• STATED GOAL
Transcribe every entry word for word. Skip the pictures.

(Dataset items)
--------------------------------

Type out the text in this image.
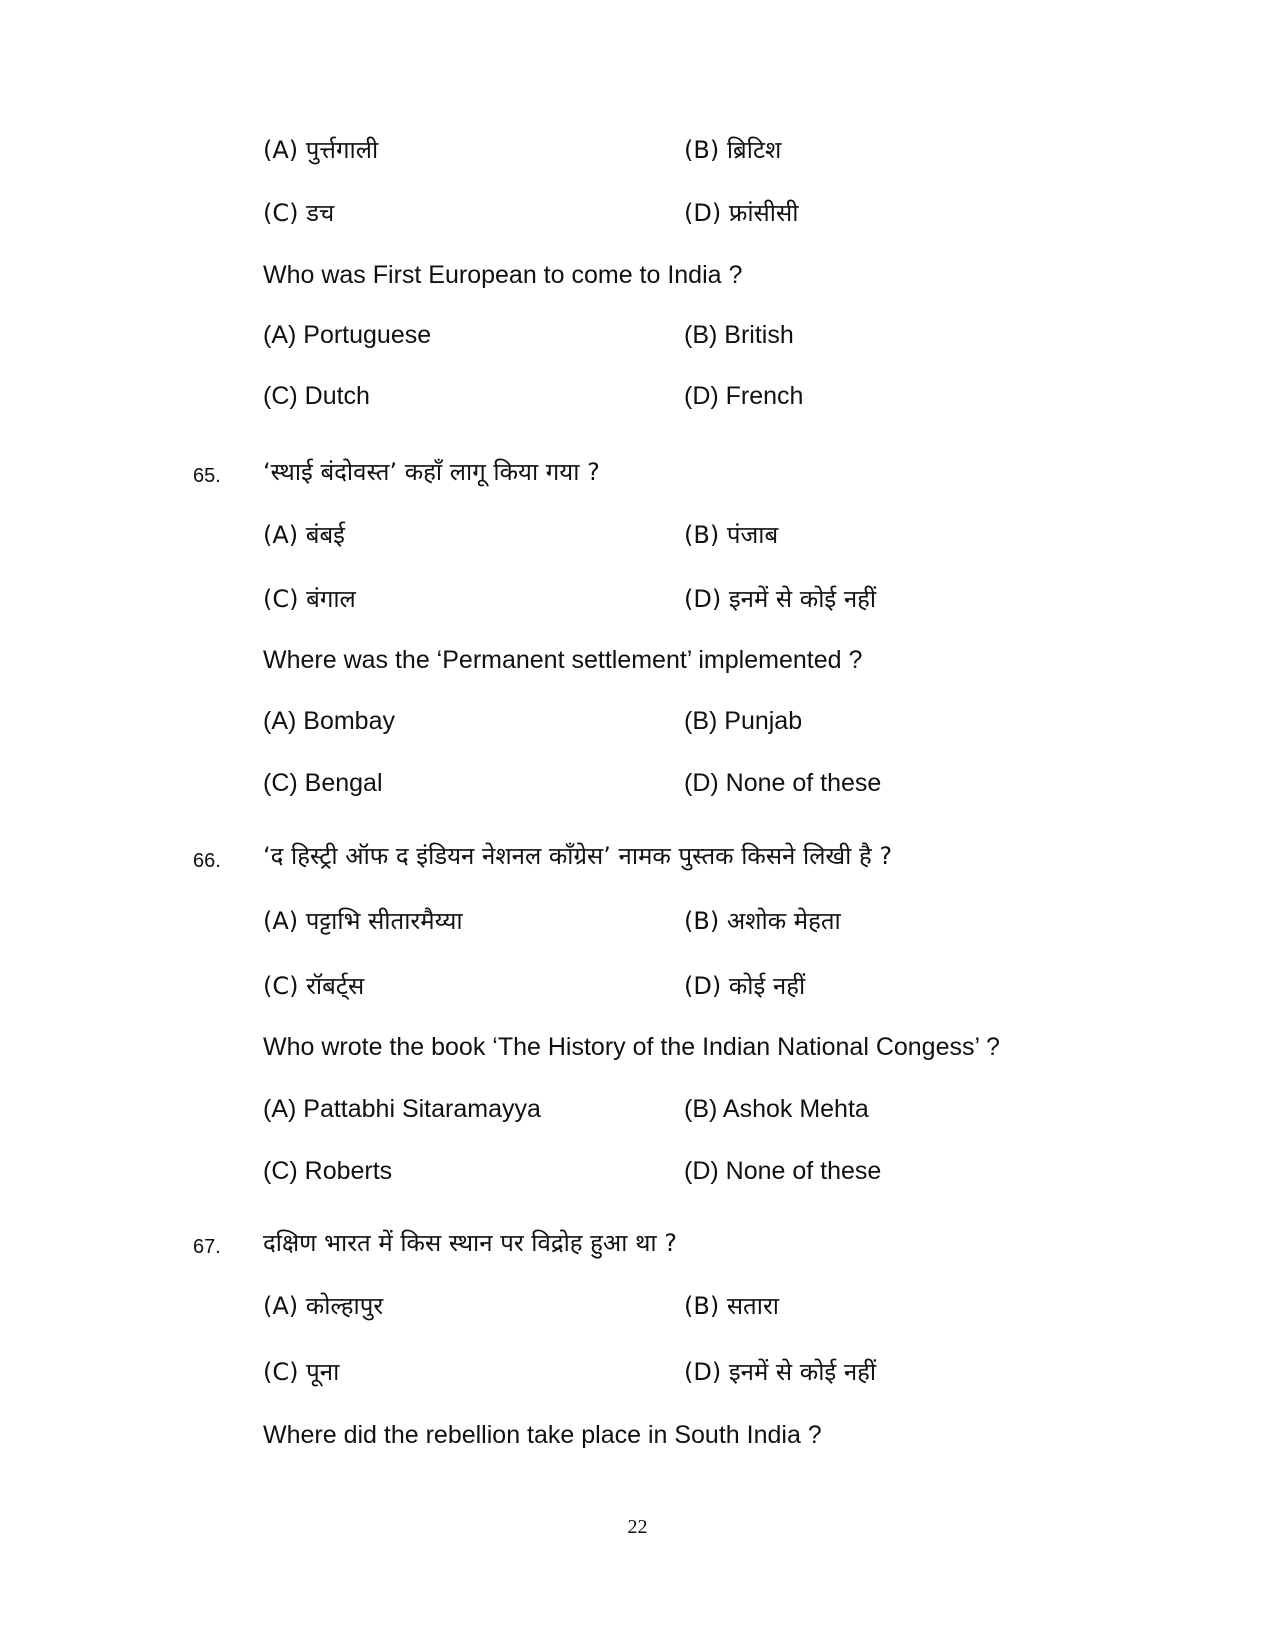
(A) पुर्त्तगाली	(B) ब्रिटिश
(C) डच	(D) फ्रांसीसी
Who was First European to come to India ?
(A) Portuguese	(B) British
(C) Dutch	(D) French
65. ‘स्थाई बंदोवस्त’ कहाँ लागू किया गया ?
(A) बंबई	(B) पंजाब
(C) बंगाल	(D) इनमें से कोई नहीं
Where was the ‘Permanent settlement’ implemented ?
(A) Bombay	(B) Punjab
(C) Bengal	(D) None of these
66. ‘द हिस्ट्री ऑफ द इंडियन नेशनल कॉंग्रेस’ नामक पुस्तक किसने लिखी है ?
(A) पट्टाभि सीतारमैय्या	(B) अशोक मेहता
(C) रॉबर्ट्स	(D) कोई नहीं
Who wrote the book ‘The History of the Indian National Congess’ ?
(A) Pattabhi Sitaramayya	(B) Ashok Mehta
(C) Roberts	(D) None of these
67. दक्षिण भारत में किस स्थान पर विद्रोह हुआ था ?
(A) कोल्हापुर	(B) सतारा
(C) पूना	(D) इनमें से कोई नहीं
Where did the rebellion take place in South India ?
22
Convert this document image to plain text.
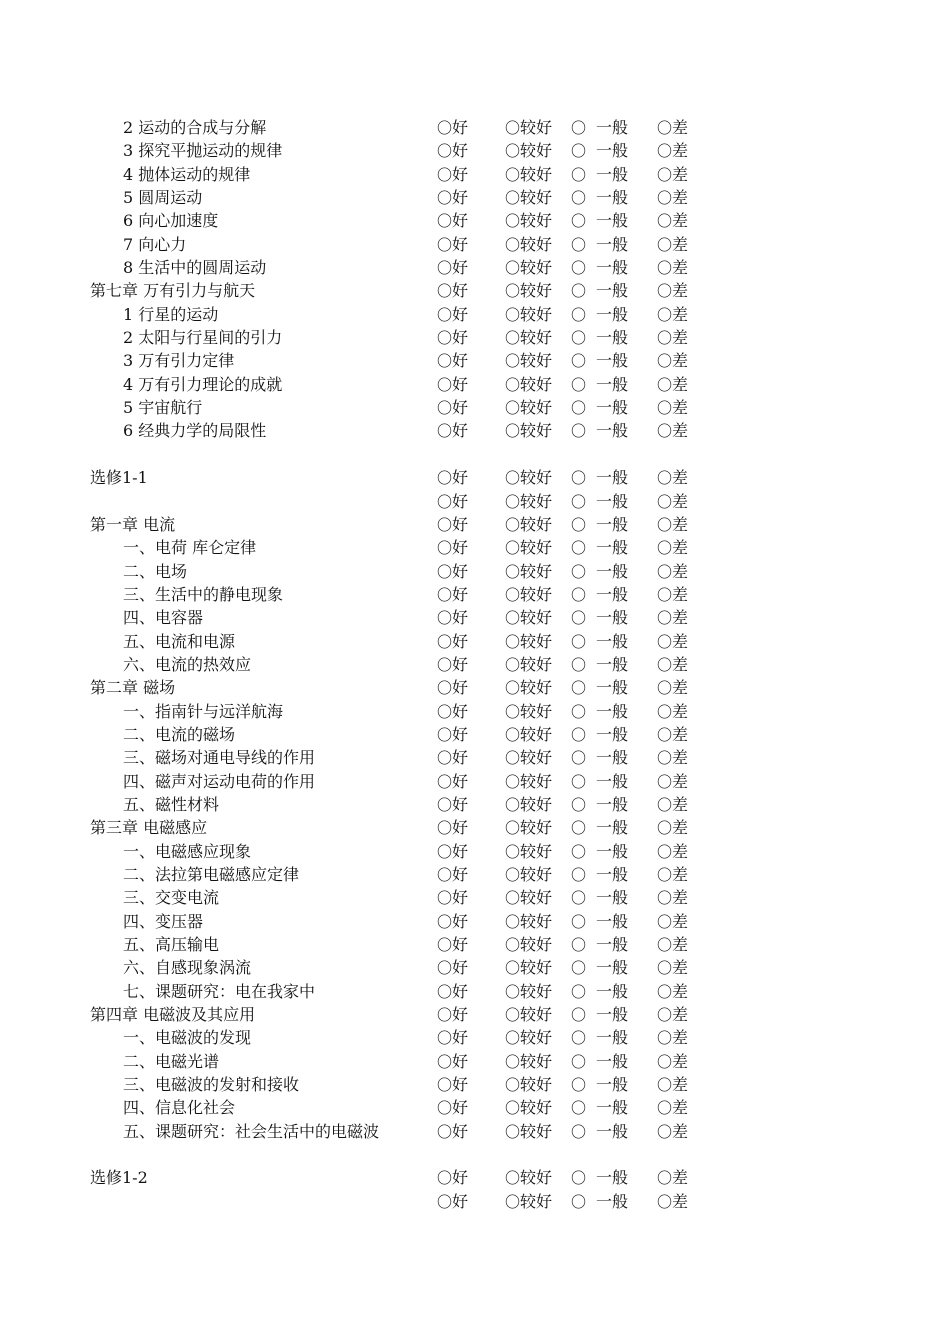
2 运动的合成与分解	〇好 〇较好 〇 一般 〇差
3 探究平抛运动的规律	〇好 〇较好 〇 一般 〇差
4 抛体运动的规律	〇好 〇较好 〇 一般 〇差
5 圆周运动	〇好 〇较好 〇 一般 〇差
6 向心加速度	〇好 〇较好 〇 一般 〇差
7 向心力	〇好 〇较好 〇 一般 〇差
8 生活中的圆周运动	〇好 〇较好 〇 一般 〇差
第七章 万有引力与航天	〇好 〇较好 〇 一般 〇差
1 行星的运动	〇好 〇较好 〇 一般 〇差
2 太阳与行星间的引力	〇好 〇较好 〇 一般 〇差
3 万有引力定律	〇好 〇较好 〇 一般 〇差
4 万有引力理论的成就	〇好 〇较好 〇 一般 〇差
5 宇宙航行	〇好 〇较好 〇 一般 〇差
6 经典力学的局限性	〇好 〇较好 〇 一般 〇差
选修1-1	〇好 〇较好 〇 一般 〇差
〇好 〇较好 〇 一般 〇差
第一章 电流	〇好 〇较好 〇 一般 〇差
一、电荷 库仑定律	〇好 〇较好 〇 一般 〇差
二、电场	〇好 〇较好 〇 一般 〇差
三、生活中的静电现象	〇好 〇较好 〇 一般 〇差
四、电容器	〇好 〇较好 〇 一般 〇差
五、电流和电源	〇好 〇较好 〇 一般 〇差
六、电流的热效应	〇好 〇较好 〇 一般 〇差
第二章 磁场	〇好 〇较好 〇 一般 〇差
一、指南针与远洋航海	〇好 〇较好 〇 一般 〇差
二、电流的磁场	〇好 〇较好 〇 一般 〇差
三、磁场对通电导线的作用	〇好 〇较好 〇 一般 〇差
四、磁声对运动电荷的作用	〇好 〇较好 〇 一般 〇差
五、磁性材料	〇好 〇较好 〇 一般 〇差
第三章 电磁感应	〇好 〇较好 〇 一般 〇差
一、电磁感应现象	〇好 〇较好 〇 一般 〇差
二、法拉第电磁感应定律	〇好 〇较好 〇 一般 〇差
三、交变电流	〇好 〇较好 〇 一般 〇差
四、变压器	〇好 〇较好 〇 一般 〇差
五、高压输电	〇好 〇较好 〇 一般 〇差
六、自感现象涡流	〇好 〇较好 〇 一般 〇差
七、课题研究：电在我家中	〇好 〇较好 〇 一般 〇差
第四章 电磁波及其应用	〇好 〇较好 〇 一般 〇差
一、电磁波的发现	〇好 〇较好 〇 一般 〇差
二、电磁光谱	〇好 〇较好 〇 一般 〇差
三、电磁波的发射和接收	〇好 〇较好 〇 一般 〇差
四、信息化社会	〇好 〇较好 〇 一般 〇差
五、课题研究：社会生活中的电磁波	〇好 〇较好 〇 一般 〇差
选修1-2	〇好 〇较好 〇 一般 〇差
〇好 〇较好 〇 一般 〇差
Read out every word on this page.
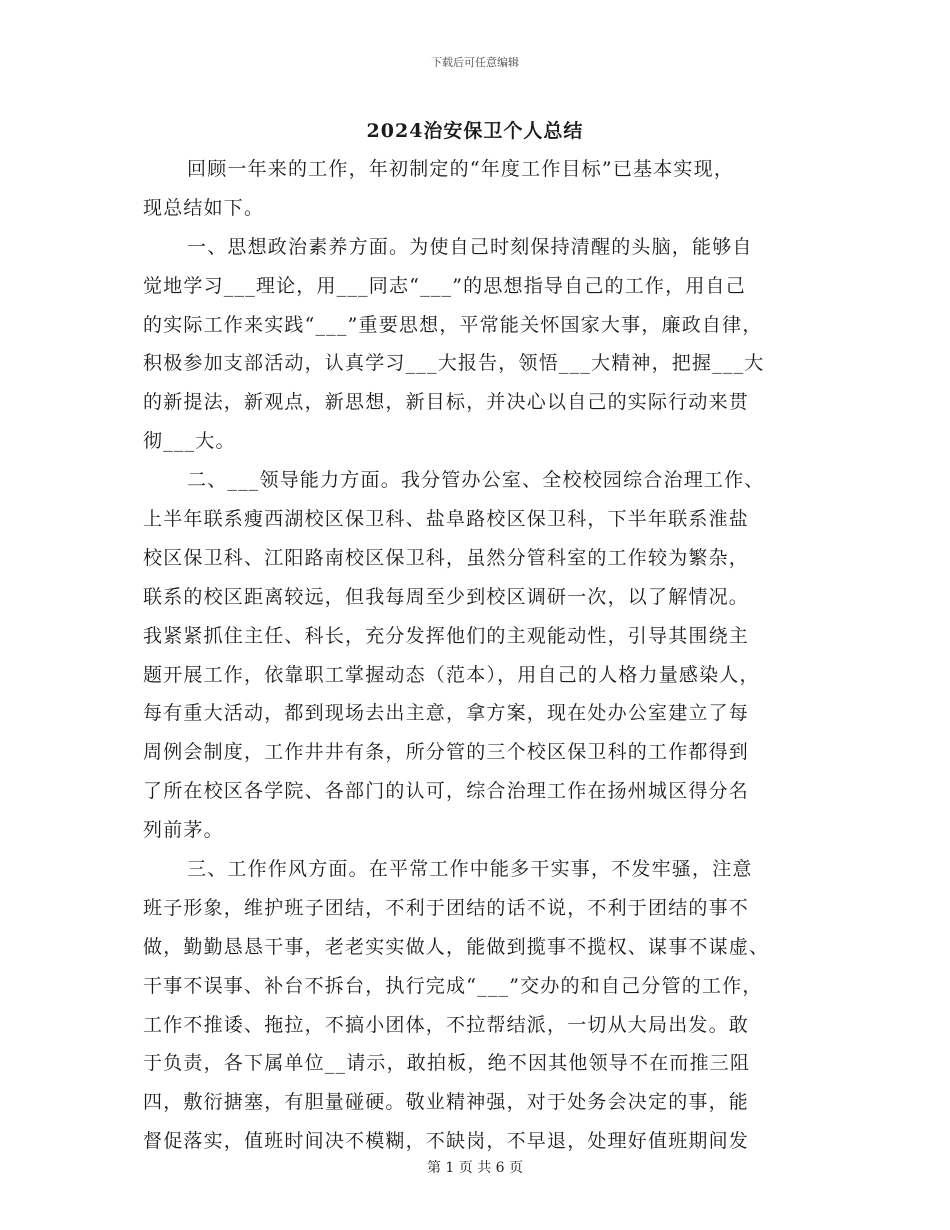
下载后可任意编辑
2024治安保卫个人总结
回顾一年来的工作，年初制定的“年度工作目标”已基本实现，
现总结如下。
一、思想政治素养方面。为使自己时刻保持清醒的头脑，能够自
觉地学习___理论，用___同志“___”的思想指导自己的工作，用自己
的实际工作来实践“___”重要思想，平常能关怀国家大事，廉政自律，
积极参加支部活动，认真学习___大报告，领悟___大精神，把握___大
的新提法，新观点，新思想，新目标，并决心以自己的实际行动来贯
彻___大。
二、___领导能力方面。我分管办公室、全校校园综合治理工作、
上半年联系瘦西湖校区保卫科、盐阜路校区保卫科，下半年联系淮盐
校区保卫科、江阳路南校区保卫科，虽然分管科室的工作较为繁杂，
联系的校区距离较远，但我每周至少到校区调研一次，以了解情况。
我紧紧抓住主任、科长，充分发挥他们的主观能动性，引导其围绕主
题开展工作，依靠职工掌握动态（范本），用自己的人格力量感染人，
每有重大活动，都到现场去出主意，拿方案，现在处办公室建立了每
周例会制度，工作井井有条，所分管的三个校区保卫科的工作都得到
了所在校区各学院、各部门的认可，综合治理工作在扬州城区得分名
列前茅。
三、工作作风方面。在平常工作中能多干实事，不发牢骚，注意
班子形象，维护班子团结，不利于团结的话不说，不利于团结的事不
做，勤勤恳恳干事，老老实实做人，能做到揽事不揽权、谋事不谋虚、
干事不误事、补台不拆台，执行完成“___”交办的和自己分管的工作，
工作不推诿、拖拉，不搞小团体，不拉帮结派，一切从大局出发。敢
于负责，各下属单位__请示，敢拍板，绝不因其他领导不在而推三阻
四，敷衍搪塞，有胆量碰硬。敬业精神强，对于处务会决定的事，能
督促落实，值班时间决不模糊，不缺岗，不早退，处理好值班期间发
第 1 页 共 6 页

--------------------------------

• EXERCISE RESPONSE
Type out the text in this image.
(A) पुर्त्तगाली	(B) ब्रिटिश
(C) डच	(D) फ्रांसीसी
Who was First European to come to India ?
(A) Portuguese	(B) British
(C) Dutch	(D) French
65. ‘स्थाई बंदोवस्त’ कहाँ लागू किया गया ?
(A) बंबई	(B) पंजाब
(C) बंगाल	(D) इनमें से कोई नहीं
Where was the ‘Permanent settlement’ implemented ?
(A) Bombay	(B) Punjab
(C) Bengal	(D) None of these
66. ‘द हिस्ट्री ऑफ द इंडियन नेशनल कॉंग्रेस’ नामक पुस्तक किसने लिखी है ?
(A) पट्टाभि सीतारमैय्या	(B) अशोक मेहता
(C) रॉबर्ट्स	(D) कोई नहीं
Who wrote the book ‘The History of the Indian National Congess’ ?
(A) Pattabhi Sitaramayya	(B) Ashok Mehta
(C) Roberts	(D) None of these
67. दक्षिण भारत में किस स्थान पर विद्रोह हुआ था ?
(A) कोल्हापुर	(B) सतारा
(C) पूना	(D) इनमें से कोई नहीं
Where did the rebellion take place in South India ?
22
Convert this document image to plain text.
2 运动的合成与分解	〇好 〇较好 〇 一般 〇差
3 探究平抛运动的规律	〇好 〇较好 〇 一般 〇差
4 抛体运动的规律	〇好 〇较好 〇 一般 〇差
5 圆周运动	〇好 〇较好 〇 一般 〇差
6 向心加速度	〇好 〇较好 〇 一般 〇差
7 向心力	〇好 〇较好 〇 一般 〇差
8 生活中的圆周运动	〇好 〇较好 〇 一般 〇差
第七章 万有引力与航天	〇好 〇较好 〇 一般 〇差
1 行星的运动	〇好 〇较好 〇 一般 〇差
2 太阳与行星间的引力	〇好 〇较好 〇 一般 〇差
3 万有引力定律	〇好 〇较好 〇 一般 〇差
4 万有引力理论的成就	〇好 〇较好 〇 一般 〇差
5 宇宙航行	〇好 〇较好 〇 一般 〇差
6 经典力学的局限性	〇好 〇较好 〇 一般 〇差
选修1-1	〇好 〇较好 〇 一般 〇差
〇好 〇较好 〇 一般 〇差
第一章 电流	〇好 〇较好 〇 一般 〇差
一、电荷 库仑定律	〇好 〇较好 〇 一般 〇差
二、电场	〇好 〇较好 〇 一般 〇差
三、生活中的静电现象	〇好 〇较好 〇 一般 〇差
四、电容器	〇好 〇较好 〇 一般 〇差
五、电流和电源	〇好 〇较好 〇 一般 〇差
六、电流的热效应	〇好 〇较好 〇 一般 〇差
第二章 磁场	〇好 〇较好 〇 一般 〇差
一、指南针与远洋航海	〇好 〇较好 〇 一般 〇差
二、电流的磁场	〇好 〇较好 〇 一般 〇差
三、磁场对通电导线的作用	〇好 〇较好 〇 一般 〇差
四、磁声对运动电荷的作用	〇好 〇较好 〇 一般 〇差
五、磁性材料	〇好 〇较好 〇 一般 〇差
第三章 电磁感应	〇好 〇较好 〇 一般 〇差
一、电磁感应现象	〇好 〇较好 〇 一般 〇差
二、法拉第电磁感应定律	〇好 〇较好 〇 一般 〇差
三、交变电流	〇好 〇较好 〇 一般 〇差
四、变压器	〇好 〇较好 〇 一般 〇差
五、高压输电	〇好 〇较好 〇 一般 〇差
六、自感现象涡流	〇好 〇较好 〇 一般 〇差
七、课题研究：电在我家中	〇好 〇较好 〇 一般 〇差
第四章 电磁波及其应用	〇好 〇较好 〇 一般 〇差
一、电磁波的发现	〇好 〇较好 〇 一般 〇差
二、电磁光谱	〇好 〇较好 〇 一般 〇差
三、电磁波的发射和接收	〇好 〇较好 〇 一般 〇差
四、信息化社会	〇好 〇较好 〇 一般 〇差
五、课题研究：社会生活中的电磁波	〇好 〇较好 〇 一般 〇差
选修1-2	〇好 〇较好 〇 一般 〇差
〇好 〇较好 〇 一般 〇差
Read out every word on this page.
下载后可任意编辑
2024治安保卫个人总结
回顾一年来的工作，年初制定的“年度工作目标”已基本实现，
现总结如下。
一、思想政治素养方面。为使自己时刻保持清醒的头脑，能够自
觉地学习___理论，用___同志“___”的思想指导自己的工作，用自己
的实际工作来实践“___”重要思想，平常能关怀国家大事，廉政自律，
积极参加支部活动，认真学习___大报告，领悟___大精神，把握___大
的新提法，新观点，新思想，新目标，并决心以自己的实际行动来贯
彻___大。
二、___领导能力方面。我分管办公室、全校校园综合治理工作、
上半年联系瘦西湖校区保卫科、盐阜路校区保卫科，下半年联系淮盐
校区保卫科、江阳路南校区保卫科，虽然分管科室的工作较为繁杂，
联系的校区距离较远，但我每周至少到校区调研一次，以了解情况。
我紧紧抓住主任、科长，充分发挥他们的主观能动性，引导其围绕主
题开展工作，依靠职工掌握动态（范本），用自己的人格力量感染人，
每有重大活动，都到现场去出主意，拿方案，现在处办公室建立了每
周例会制度，工作井井有条，所分管的三个校区保卫科的工作都得到
了所在校区各学院、各部门的认可，综合治理工作在扬州城区得分名
列前茅。
三、工作作风方面。在平常工作中能多干实事，不发牢骚，注意
班子形象，维护班子团结，不利于团结的话不说，不利于团结的事不
做，勤勤恳恳干事，老老实实做人，能做到揽事不揽权、谋事不谋虚、
干事不误事、补台不拆台，执行完成“___”交办的和自己分管的工作，
工作不推诿、拖拉，不搞小团体，不拉帮结派，一切从大局出发。敢
于负责，各下属单位__请示，敢拍板，绝不因其他领导不在而推三阻
四，敷衍搪塞，有胆量碰硬。敬业精神强，对于处务会决定的事，能
督促落实，值班时间决不模糊，不缺岗，不早退，处理好值班期间发
第 1 页 共 6 页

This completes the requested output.